The problem: Copy each line holding the string "back".
— BEGIN —
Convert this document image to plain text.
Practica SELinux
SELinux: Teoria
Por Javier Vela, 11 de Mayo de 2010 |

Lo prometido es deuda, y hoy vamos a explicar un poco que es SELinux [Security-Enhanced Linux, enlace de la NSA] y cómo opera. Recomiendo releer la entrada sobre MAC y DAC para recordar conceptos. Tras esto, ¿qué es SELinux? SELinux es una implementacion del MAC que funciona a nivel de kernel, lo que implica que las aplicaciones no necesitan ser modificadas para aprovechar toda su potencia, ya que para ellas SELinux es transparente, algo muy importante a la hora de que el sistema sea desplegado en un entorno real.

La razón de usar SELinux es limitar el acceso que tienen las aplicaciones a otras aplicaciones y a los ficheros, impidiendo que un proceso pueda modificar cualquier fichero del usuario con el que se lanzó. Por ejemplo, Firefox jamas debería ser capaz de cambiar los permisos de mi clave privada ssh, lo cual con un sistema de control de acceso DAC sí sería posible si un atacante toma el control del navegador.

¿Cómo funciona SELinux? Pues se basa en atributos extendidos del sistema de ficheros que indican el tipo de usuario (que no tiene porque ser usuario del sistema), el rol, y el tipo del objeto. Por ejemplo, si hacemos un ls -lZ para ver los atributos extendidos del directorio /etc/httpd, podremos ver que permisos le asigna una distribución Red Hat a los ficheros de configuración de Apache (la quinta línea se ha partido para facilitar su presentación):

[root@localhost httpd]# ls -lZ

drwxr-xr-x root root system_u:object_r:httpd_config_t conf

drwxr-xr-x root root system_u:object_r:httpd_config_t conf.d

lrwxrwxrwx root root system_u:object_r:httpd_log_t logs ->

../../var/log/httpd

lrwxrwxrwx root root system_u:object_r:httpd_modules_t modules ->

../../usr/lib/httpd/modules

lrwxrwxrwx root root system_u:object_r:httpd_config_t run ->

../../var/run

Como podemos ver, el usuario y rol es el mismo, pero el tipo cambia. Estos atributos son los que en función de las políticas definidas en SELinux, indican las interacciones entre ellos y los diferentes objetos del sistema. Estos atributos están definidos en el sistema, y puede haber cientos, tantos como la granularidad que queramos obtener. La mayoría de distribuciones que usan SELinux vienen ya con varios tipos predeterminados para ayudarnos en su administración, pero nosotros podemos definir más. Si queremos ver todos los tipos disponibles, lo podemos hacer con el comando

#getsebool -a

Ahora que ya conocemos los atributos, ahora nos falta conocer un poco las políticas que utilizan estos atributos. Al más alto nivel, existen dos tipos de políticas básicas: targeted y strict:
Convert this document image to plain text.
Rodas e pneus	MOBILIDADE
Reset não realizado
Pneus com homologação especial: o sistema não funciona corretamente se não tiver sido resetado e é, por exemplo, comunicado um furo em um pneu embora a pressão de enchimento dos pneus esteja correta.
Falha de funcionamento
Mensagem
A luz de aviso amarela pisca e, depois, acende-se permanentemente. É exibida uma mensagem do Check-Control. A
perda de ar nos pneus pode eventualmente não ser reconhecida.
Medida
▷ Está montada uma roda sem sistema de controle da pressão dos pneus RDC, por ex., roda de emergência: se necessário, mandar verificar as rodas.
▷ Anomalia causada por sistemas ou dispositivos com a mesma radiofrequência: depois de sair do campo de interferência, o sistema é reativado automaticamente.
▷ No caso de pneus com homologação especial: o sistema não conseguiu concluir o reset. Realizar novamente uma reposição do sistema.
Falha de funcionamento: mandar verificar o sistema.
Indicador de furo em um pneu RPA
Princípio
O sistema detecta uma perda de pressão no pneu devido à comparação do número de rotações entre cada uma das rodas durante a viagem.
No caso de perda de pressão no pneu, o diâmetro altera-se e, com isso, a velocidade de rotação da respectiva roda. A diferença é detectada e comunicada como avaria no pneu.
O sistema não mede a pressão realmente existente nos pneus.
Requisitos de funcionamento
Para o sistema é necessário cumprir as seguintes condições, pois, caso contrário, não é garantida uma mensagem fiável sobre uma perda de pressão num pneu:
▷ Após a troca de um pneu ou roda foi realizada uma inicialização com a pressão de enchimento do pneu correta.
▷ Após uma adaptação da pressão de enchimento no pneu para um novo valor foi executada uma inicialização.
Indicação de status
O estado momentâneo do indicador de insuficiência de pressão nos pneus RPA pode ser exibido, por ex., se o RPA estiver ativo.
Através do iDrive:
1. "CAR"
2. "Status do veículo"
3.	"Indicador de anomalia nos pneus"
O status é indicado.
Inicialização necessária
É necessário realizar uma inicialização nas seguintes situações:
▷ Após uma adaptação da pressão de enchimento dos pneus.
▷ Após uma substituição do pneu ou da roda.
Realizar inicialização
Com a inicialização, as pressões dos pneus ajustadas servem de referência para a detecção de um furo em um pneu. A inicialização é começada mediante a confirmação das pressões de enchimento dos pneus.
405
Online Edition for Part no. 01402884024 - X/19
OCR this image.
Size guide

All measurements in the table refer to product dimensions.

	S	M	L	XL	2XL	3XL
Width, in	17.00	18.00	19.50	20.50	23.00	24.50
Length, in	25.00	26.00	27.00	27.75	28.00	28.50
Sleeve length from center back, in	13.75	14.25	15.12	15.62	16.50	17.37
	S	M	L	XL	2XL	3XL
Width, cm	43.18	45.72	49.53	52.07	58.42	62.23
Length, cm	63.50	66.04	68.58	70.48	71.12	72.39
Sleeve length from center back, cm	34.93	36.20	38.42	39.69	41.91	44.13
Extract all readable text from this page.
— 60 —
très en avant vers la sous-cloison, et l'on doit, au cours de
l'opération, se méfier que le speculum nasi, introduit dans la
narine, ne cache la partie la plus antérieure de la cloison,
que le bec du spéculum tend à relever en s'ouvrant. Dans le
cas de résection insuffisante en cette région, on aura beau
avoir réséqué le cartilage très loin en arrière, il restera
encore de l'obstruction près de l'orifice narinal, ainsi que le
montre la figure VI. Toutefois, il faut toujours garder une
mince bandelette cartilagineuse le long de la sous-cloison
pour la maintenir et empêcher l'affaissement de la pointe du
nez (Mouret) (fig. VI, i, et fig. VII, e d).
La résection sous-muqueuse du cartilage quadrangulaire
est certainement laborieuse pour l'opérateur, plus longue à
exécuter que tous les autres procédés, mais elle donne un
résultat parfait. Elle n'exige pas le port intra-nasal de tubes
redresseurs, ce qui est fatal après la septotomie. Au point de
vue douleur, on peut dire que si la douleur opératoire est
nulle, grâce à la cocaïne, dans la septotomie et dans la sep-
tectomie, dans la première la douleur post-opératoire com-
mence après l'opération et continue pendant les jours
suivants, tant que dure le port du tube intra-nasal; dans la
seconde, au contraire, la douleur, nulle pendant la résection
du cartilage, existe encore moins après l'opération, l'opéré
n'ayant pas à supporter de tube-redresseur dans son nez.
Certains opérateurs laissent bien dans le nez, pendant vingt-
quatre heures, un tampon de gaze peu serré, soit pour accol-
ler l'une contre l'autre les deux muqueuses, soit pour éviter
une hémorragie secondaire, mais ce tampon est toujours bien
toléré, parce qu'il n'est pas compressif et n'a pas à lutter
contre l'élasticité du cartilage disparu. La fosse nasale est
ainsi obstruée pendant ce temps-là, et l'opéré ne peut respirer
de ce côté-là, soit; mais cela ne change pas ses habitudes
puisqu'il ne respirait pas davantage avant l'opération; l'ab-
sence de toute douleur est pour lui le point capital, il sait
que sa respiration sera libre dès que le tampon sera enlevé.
— END —
Finished exercise:
Sleeve length from center back, in	13.75	14.25	15.12	15.62	16.50	17.37
Sleeve length from center back, cm	34.93	36.20	38.42	39.69	41.91	44.13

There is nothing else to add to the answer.